### Task directions
Retype the listing that follows, exactly as written.

### Extracted entries
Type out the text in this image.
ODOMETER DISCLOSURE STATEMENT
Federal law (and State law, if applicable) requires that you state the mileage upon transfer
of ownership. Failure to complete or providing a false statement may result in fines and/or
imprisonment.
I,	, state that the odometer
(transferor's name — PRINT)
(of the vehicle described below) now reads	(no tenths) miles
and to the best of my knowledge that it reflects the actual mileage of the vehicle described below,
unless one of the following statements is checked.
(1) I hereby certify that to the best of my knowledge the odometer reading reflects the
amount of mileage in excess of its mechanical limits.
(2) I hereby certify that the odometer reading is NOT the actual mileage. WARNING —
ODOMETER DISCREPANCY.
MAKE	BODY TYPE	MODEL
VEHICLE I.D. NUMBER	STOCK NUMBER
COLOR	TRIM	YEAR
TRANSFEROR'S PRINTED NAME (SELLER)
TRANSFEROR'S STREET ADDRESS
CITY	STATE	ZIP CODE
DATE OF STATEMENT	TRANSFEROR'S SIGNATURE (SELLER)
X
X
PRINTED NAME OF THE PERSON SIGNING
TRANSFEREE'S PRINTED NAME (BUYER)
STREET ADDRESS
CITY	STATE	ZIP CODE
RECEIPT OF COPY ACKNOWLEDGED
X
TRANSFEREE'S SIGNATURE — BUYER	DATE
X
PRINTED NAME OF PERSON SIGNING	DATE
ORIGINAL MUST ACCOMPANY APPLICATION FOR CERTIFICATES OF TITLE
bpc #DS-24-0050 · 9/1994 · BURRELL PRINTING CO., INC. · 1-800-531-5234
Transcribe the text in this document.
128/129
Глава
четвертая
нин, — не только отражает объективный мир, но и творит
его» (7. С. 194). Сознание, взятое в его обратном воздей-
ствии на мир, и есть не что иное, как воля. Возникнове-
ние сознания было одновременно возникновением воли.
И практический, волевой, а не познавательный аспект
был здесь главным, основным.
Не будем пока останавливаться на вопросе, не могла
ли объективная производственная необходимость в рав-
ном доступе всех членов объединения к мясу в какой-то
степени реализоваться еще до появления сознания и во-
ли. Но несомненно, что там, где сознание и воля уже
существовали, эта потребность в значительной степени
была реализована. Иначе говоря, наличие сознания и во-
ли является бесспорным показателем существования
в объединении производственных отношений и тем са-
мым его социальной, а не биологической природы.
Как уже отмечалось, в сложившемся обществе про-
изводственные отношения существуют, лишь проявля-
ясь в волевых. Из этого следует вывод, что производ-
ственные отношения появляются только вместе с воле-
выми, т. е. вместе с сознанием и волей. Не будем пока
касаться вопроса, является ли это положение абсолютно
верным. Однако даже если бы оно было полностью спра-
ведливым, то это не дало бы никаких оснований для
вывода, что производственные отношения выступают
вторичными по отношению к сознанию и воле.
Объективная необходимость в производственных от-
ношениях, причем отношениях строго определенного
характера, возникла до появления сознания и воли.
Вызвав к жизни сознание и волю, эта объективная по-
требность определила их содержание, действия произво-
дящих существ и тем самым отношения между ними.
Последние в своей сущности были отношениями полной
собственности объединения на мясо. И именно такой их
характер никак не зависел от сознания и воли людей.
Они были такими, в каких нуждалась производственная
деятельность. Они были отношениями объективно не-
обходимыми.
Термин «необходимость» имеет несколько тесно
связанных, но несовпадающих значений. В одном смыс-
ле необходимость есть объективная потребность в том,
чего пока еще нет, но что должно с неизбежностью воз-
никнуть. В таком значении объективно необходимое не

### Response to this exercise
Type out the text in this image.
ODOMETER DISCLOSURE STATEMENT
Federal law (and State law, if applicable) requires that you state the mileage upon transfer
of ownership. Failure to complete or providing a false statement may result in fines and/or
imprisonment.
I,	, state that the odometer
(transferor's name — PRINT)
(of the vehicle described below) now reads	(no tenths) miles
and to the best of my knowledge that it reflects the actual mileage of the vehicle described below,
unless one of the following statements is checked.
(1) I hereby certify that to the best of my knowledge the odometer reading reflects the
amount of mileage in excess of its mechanical limits.
(2) I hereby certify that the odometer reading is NOT the actual mileage. WARNING —
ODOMETER DISCREPANCY.
MAKE	BODY TYPE	MODEL
VEHICLE I.D. NUMBER	STOCK NUMBER
COLOR	TRIM	YEAR
TRANSFEROR'S PRINTED NAME (SELLER)
TRANSFEROR'S STREET ADDRESS
CITY	STATE	ZIP CODE
DATE OF STATEMENT	TRANSFEROR'S SIGNATURE (SELLER)
X
X
PRINTED NAME OF THE PERSON SIGNING
TRANSFEREE'S PRINTED NAME (BUYER)
STREET ADDRESS
CITY	STATE	ZIP CODE
RECEIPT OF COPY ACKNOWLEDGED
X
TRANSFEREE'S SIGNATURE — BUYER	DATE
X
PRINTED NAME OF PERSON SIGNING	DATE
ORIGINAL MUST ACCOMPANY APPLICATION FOR CERTIFICATES OF TITLE
bpc #DS-24-0050 · 9/1994 · BURRELL PRINTING CO., INC. · 1-800-531-5234
Transcribe the text in this document.
128/129
Глава
четвертая
нин, — не только отражает объективный мир, но и творит
его» (7. С. 194). Сознание, взятое в его обратном воздей-
ствии на мир, и есть не что иное, как воля. Возникнове-
ние сознания было одновременно возникновением воли.
И практический, волевой, а не познавательный аспект
был здесь главным, основным.
Не будем пока останавливаться на вопросе, не могла
ли объективная производственная необходимость в рав-
ном доступе всех членов объединения к мясу в какой-то
степени реализоваться еще до появления сознания и во-
ли. Но несомненно, что там, где сознание и воля уже
существовали, эта потребность в значительной степени
была реализована. Иначе говоря, наличие сознания и во-
ли является бесспорным показателем существования
в объединении производственных отношений и тем са-
мым его социальной, а не биологической природы.
Как уже отмечалось, в сложившемся обществе про-
изводственные отношения существуют, лишь проявля-
ясь в волевых. Из этого следует вывод, что производ-
ственные отношения появляются только вместе с воле-
выми, т. е. вместе с сознанием и волей. Не будем пока
касаться вопроса, является ли это положение абсолютно
верным. Однако даже если бы оно было полностью спра-
ведливым, то это не дало бы никаких оснований для
вывода, что производственные отношения выступают
вторичными по отношению к сознанию и воле.
Объективная необходимость в производственных от-
ношениях, причем отношениях строго определенного
характера, возникла до появления сознания и воли.
Вызвав к жизни сознание и волю, эта объективная по-
требность определила их содержание, действия произво-
дящих существ и тем самым отношения между ними.
Последние в своей сущности были отношениями полной
собственности объединения на мясо. И именно такой их
характер никак не зависел от сознания и воли людей.
Они были такими, в каких нуждалась производственная
деятельность. Они были отношениями объективно не-
обходимыми.
Термин «необходимость» имеет несколько тесно
связанных, но несовпадающих значений. В одном смыс-
ле необходимость есть объективная потребность в том,
чего пока еще нет, но что должно с неизбежностью воз-
никнуть. В таком значении объективно необходимое не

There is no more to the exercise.